[Records]
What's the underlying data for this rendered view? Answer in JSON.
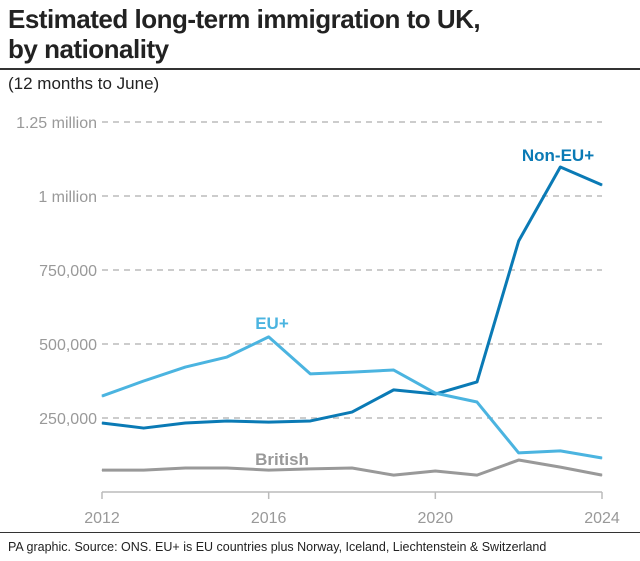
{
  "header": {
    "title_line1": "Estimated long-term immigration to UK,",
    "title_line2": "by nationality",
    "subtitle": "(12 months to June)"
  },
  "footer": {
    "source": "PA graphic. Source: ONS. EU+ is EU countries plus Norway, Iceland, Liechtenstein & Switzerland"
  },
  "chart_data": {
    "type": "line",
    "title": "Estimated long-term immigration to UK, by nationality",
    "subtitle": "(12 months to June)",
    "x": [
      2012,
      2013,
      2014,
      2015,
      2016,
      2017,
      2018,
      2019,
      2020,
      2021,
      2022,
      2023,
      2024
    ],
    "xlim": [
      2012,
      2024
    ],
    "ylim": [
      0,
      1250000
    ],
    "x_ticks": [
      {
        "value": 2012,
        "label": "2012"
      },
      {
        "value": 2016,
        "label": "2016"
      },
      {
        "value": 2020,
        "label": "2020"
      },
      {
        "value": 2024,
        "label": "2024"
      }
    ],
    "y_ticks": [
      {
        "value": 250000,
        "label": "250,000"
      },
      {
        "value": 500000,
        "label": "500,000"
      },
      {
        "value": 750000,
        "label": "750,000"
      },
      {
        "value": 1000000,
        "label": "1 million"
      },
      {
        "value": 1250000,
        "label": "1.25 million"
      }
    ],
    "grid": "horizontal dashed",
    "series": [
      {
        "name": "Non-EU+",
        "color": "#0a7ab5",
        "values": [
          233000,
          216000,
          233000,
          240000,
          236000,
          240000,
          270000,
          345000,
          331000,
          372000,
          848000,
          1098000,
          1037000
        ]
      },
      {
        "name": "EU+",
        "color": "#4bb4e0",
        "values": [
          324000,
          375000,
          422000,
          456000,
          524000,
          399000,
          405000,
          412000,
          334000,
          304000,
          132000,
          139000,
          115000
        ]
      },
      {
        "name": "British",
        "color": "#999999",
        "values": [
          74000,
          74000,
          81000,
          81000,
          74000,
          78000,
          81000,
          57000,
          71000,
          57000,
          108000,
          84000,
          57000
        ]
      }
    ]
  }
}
--
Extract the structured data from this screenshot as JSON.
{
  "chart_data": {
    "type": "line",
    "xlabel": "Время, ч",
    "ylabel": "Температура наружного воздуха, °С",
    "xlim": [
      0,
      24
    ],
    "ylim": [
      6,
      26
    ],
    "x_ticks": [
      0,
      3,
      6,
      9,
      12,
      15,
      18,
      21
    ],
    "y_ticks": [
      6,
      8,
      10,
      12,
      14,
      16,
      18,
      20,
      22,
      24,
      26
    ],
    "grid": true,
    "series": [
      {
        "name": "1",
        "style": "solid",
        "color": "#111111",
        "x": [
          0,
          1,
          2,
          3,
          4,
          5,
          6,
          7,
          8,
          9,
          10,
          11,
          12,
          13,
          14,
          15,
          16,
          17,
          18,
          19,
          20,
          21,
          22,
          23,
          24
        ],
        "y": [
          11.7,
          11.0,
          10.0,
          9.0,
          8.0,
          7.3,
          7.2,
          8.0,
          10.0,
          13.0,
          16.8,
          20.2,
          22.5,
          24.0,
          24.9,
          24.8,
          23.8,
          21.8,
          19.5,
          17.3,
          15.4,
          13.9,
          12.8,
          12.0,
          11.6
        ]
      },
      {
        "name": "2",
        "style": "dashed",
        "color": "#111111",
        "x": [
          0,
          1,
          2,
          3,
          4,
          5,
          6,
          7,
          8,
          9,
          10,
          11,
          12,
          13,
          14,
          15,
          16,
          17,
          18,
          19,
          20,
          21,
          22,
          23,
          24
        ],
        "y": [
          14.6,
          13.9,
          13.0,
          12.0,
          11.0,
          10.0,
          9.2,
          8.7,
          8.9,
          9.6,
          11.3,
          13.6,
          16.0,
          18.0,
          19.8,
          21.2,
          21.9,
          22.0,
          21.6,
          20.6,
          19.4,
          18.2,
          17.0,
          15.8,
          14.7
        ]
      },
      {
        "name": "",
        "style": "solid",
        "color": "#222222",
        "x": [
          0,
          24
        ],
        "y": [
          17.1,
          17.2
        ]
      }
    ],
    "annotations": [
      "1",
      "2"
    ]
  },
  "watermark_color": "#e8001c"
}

**EXERCISE BRIEF**: Check every line of the data above for the string "nationality", and copy those that have it.

**ANSWER TO THIS EXERCISE**:
    "title_line2": "by nationality",
    "title": "Estimated long-term immigration to UK, by nationality",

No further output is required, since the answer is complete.